→ Brief: Tally the lines with the word "text" and report the number alone.

→ Available data:

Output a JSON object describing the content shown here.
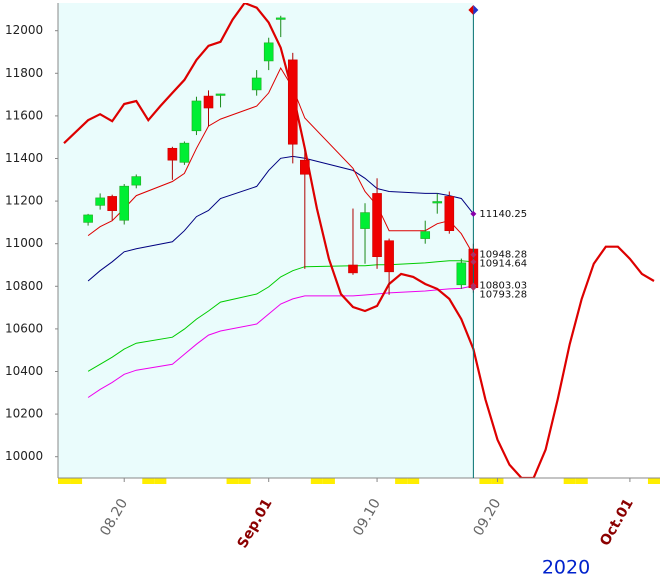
{
  "chart_data": {
    "type": "candlestick",
    "year": "2020",
    "xlim": [
      "08.15",
      "10.03"
    ],
    "xticks": [
      {
        "value": "08.20",
        "label": "08.20"
      },
      {
        "value": "09.01",
        "label": "Sep.01"
      },
      {
        "value": "09.10",
        "label": "09.10"
      },
      {
        "value": "09.20",
        "label": "09.20"
      },
      {
        "value": "10.01",
        "label": "Oct.01"
      }
    ],
    "ylim": [
      9900,
      12130
    ],
    "yticks": [
      10000,
      10200,
      10400,
      10600,
      10800,
      11000,
      11200,
      11400,
      11600,
      11800,
      12000
    ],
    "cursor": "09.18",
    "up_color": "#00ee33",
    "down_color": "#ee0000",
    "x": [
      "08.17",
      "08.18",
      "08.19",
      "08.20",
      "08.21",
      "08.24",
      "08.25",
      "08.26",
      "08.27",
      "08.28",
      "08.31",
      "09.01",
      "09.02",
      "09.03",
      "09.04",
      "09.08",
      "09.09",
      "09.10",
      "09.11",
      "09.14",
      "09.15",
      "09.16",
      "09.17",
      "09.18"
    ],
    "open": [
      11100,
      11180,
      11222,
      11110,
      11275,
      11448,
      11382,
      11530,
      11693,
      11700,
      11722,
      11858,
      12055,
      11863,
      11392,
      10900,
      11071,
      11236,
      11014,
      11024,
      11195,
      11222,
      10807,
      10975
    ],
    "high": [
      11140,
      11236,
      11230,
      11280,
      11325,
      11455,
      11480,
      11690,
      11720,
      11705,
      11815,
      11967,
      12070,
      11896,
      11440,
      11165,
      11190,
      11307,
      11024,
      11108,
      11236,
      11245,
      10930,
      11000
    ],
    "low": [
      11085,
      11160,
      11110,
      11090,
      11260,
      11300,
      11370,
      11510,
      11550,
      11640,
      11695,
      11815,
      11970,
      11377,
      10882,
      10854,
      10906,
      10882,
      10760,
      11000,
      11141,
      11047,
      10788,
      10770
    ],
    "close": [
      11135,
      11215,
      11155,
      11270,
      11315,
      11392,
      11472,
      11670,
      11637,
      11703,
      11778,
      11943,
      12060,
      11467,
      11326,
      10863,
      11146,
      10939,
      10868,
      11057,
      11198,
      11061,
      10910,
      10793.28
    ],
    "series": [
      {
        "color": "#000080",
        "width": 1,
        "values": [
          10825,
          10873,
          10915,
          10962,
          10976,
          11009,
          11061,
          11127,
          11156,
          11212,
          11269,
          11344,
          11401,
          11410,
          11401,
          11344,
          11307,
          11259,
          11245,
          11236,
          11236,
          11226,
          11212,
          11140.25
        ]
      },
      {
        "color": "#00cc00",
        "width": 1,
        "values": [
          10401,
          10434,
          10467,
          10505,
          10533,
          10561,
          10599,
          10646,
          10684,
          10726,
          10764,
          10797,
          10844,
          10873,
          10892,
          10896,
          10896,
          10901,
          10901,
          10910,
          10915,
          10920,
          10920,
          10914.64
        ]
      },
      {
        "color": "#ee00ee",
        "width": 1,
        "values": [
          10278,
          10316,
          10349,
          10387,
          10406,
          10434,
          10481,
          10528,
          10571,
          10590,
          10623,
          10670,
          10717,
          10741,
          10755,
          10755,
          10759,
          10764,
          10769,
          10778,
          10783,
          10788,
          10790,
          10803.03
        ]
      },
      {
        "color": "#dd0000",
        "width": 1,
        "values": [
          11038,
          11080,
          11108,
          11165,
          11226,
          11292,
          11330,
          11448,
          11552,
          11585,
          11646,
          11708,
          11825,
          11731,
          11590,
          11354,
          11245,
          11179,
          11061,
          11061,
          11094,
          11108,
          11047,
          10948.28
        ]
      },
      {
        "color": "#dd0000",
        "width": 2.2,
        "x": [
          "08.15",
          "08.17",
          "08.18",
          "08.19",
          "08.20",
          "08.21",
          "08.22",
          "08.23",
          "08.24",
          "08.25",
          "08.26",
          "08.27",
          "08.28",
          "08.29",
          "08.30",
          "08.31",
          "09.01",
          "09.02",
          "09.03",
          "09.04",
          "09.05",
          "09.06",
          "09.07",
          "09.08",
          "09.09",
          "09.10",
          "09.11",
          "09.12",
          "09.13",
          "09.14",
          "09.15",
          "09.16",
          "09.17",
          "09.18",
          "09.19",
          "09.20",
          "09.21",
          "09.22",
          "09.23",
          "09.24",
          "09.25",
          "09.26",
          "09.27",
          "09.28",
          "09.29",
          "09.30",
          "10.01",
          "10.02",
          "10.03"
        ],
        "values": [
          11472,
          11580,
          11608,
          11575,
          11656,
          11670,
          11580,
          11646,
          11708,
          11769,
          11863,
          11929,
          11948,
          12052,
          12130,
          12108,
          12038,
          11920,
          11708,
          11448,
          11165,
          10929,
          10764,
          10703,
          10684,
          10708,
          10811,
          10858,
          10844,
          10811,
          10788,
          10741,
          10646,
          10505,
          10269,
          10080,
          9962,
          9900,
          9900,
          10033,
          10269,
          10528,
          10741,
          10906,
          10986,
          10986,
          10929,
          10858,
          10825
        ]
      }
    ],
    "last_values": [
      11140.25,
      10948.28,
      10914.64,
      10803.03,
      10793.28
    ]
  }
}
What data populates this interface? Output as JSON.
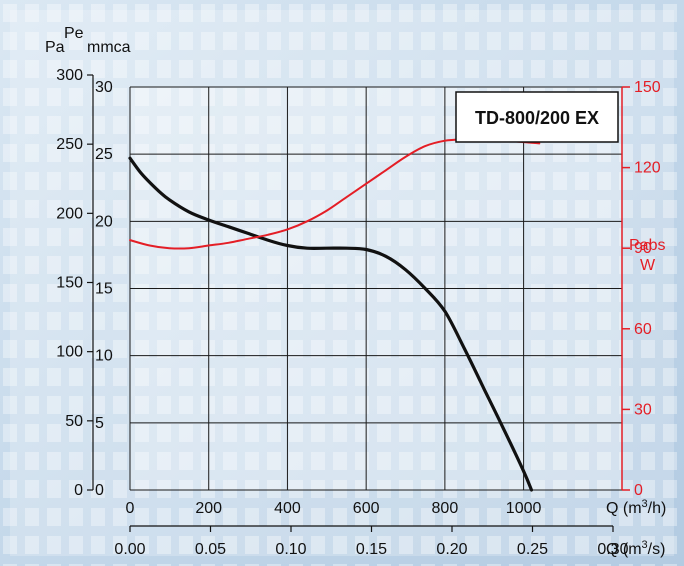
{
  "chart_data": {
    "type": "line",
    "title": "TD-800/200 EX",
    "colors": {
      "pressure": "#111111",
      "power": "#e41e26",
      "grid": "#1a1a1a",
      "background": "#cfe0ee"
    },
    "grid": true,
    "axes": {
      "left_pa": {
        "label_top": "Pa",
        "ticks": [
          "0",
          "50",
          "100",
          "150",
          "200",
          "250",
          "300"
        ],
        "range": [
          0,
          300
        ]
      },
      "left_mmca": {
        "label_top": "Pe",
        "label_unit": "mmca",
        "ticks": [
          "0",
          "5",
          "10",
          "15",
          "20",
          "25",
          "30"
        ],
        "range": [
          0,
          30
        ]
      },
      "right_w": {
        "label_top": "Pabs",
        "label_unit": "W",
        "ticks": [
          "0",
          "30",
          "60",
          "90",
          "120",
          "150"
        ],
        "range": [
          0,
          150
        ]
      },
      "bottom_m3h": {
        "label": "Q (m",
        "label_sup": "3",
        "label_end": "/h)",
        "ticks": [
          "0",
          "200",
          "400",
          "600",
          "800",
          "1000"
        ],
        "range": [
          0,
          1250
        ]
      },
      "bottom_m3s": {
        "label": "Q (m",
        "label_sup": "3",
        "label_end": "/s)",
        "ticks": [
          "0.00",
          "0.05",
          "0.10",
          "0.15",
          "0.20",
          "0.25",
          "0.30"
        ],
        "range": [
          0,
          0.35
        ]
      }
    },
    "series": [
      {
        "key": "pressure",
        "unit": "mmca",
        "x": [
          0,
          25,
          50,
          75,
          100,
          150,
          200,
          250,
          300,
          350,
          400,
          450,
          500,
          550,
          600,
          650,
          700,
          750,
          800,
          850,
          900,
          950,
          1000,
          1020
        ],
        "y": [
          24.7,
          23.7,
          22.9,
          22.2,
          21.6,
          20.7,
          20.1,
          19.6,
          19.1,
          18.6,
          18.2,
          18.0,
          18.0,
          18.0,
          17.9,
          17.4,
          16.4,
          15.0,
          13.3,
          10.5,
          7.5,
          4.5,
          1.4,
          0
        ]
      },
      {
        "key": "power",
        "unit": "W",
        "x": [
          0,
          50,
          100,
          150,
          200,
          250,
          300,
          350,
          400,
          450,
          500,
          550,
          600,
          650,
          700,
          750,
          800,
          850,
          900,
          950,
          1000,
          1040
        ],
        "y": [
          93,
          91,
          90,
          90,
          91,
          92,
          93.5,
          95,
          97,
          100,
          104,
          109,
          114,
          119,
          124,
          128,
          130,
          130.5,
          130.5,
          130,
          129.5,
          129
        ]
      }
    ]
  }
}
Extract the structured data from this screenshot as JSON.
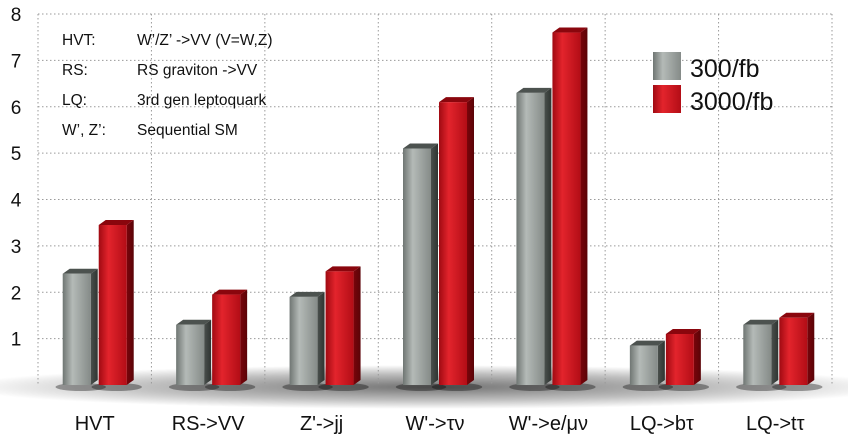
{
  "chart_data": {
    "type": "bar",
    "title": "",
    "xlabel": "",
    "ylabel": "",
    "ylim": [
      0,
      8
    ],
    "yticks": [
      1,
      2,
      3,
      4,
      5,
      6,
      7,
      8
    ],
    "grid": true,
    "legend_position": "top-right",
    "categories": [
      "HVT",
      "RS->VV",
      "Z'->jj",
      "W'->τν",
      "W'->e/μν",
      "LQ->bτ",
      "LQ->tτ"
    ],
    "series": [
      {
        "name": "300/fb",
        "color": "#8f9592",
        "values": [
          2.4,
          1.3,
          1.9,
          5.1,
          6.3,
          0.85,
          1.3
        ]
      },
      {
        "name": "3000/fb",
        "color": "#c8101a",
        "values": [
          3.45,
          1.95,
          2.45,
          6.1,
          7.6,
          1.1,
          1.45
        ]
      }
    ],
    "annotations": [
      {
        "key": "HVT:",
        "text": "W’/Z’ ->VV (V=W,Z)"
      },
      {
        "key": "RS:",
        "text": "RS graviton ->VV"
      },
      {
        "key": "LQ:",
        "text": "3rd gen leptoquark"
      },
      {
        "key": "W’, Z’:",
        "text": "Sequential SM"
      }
    ]
  }
}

→ Worked answer: 4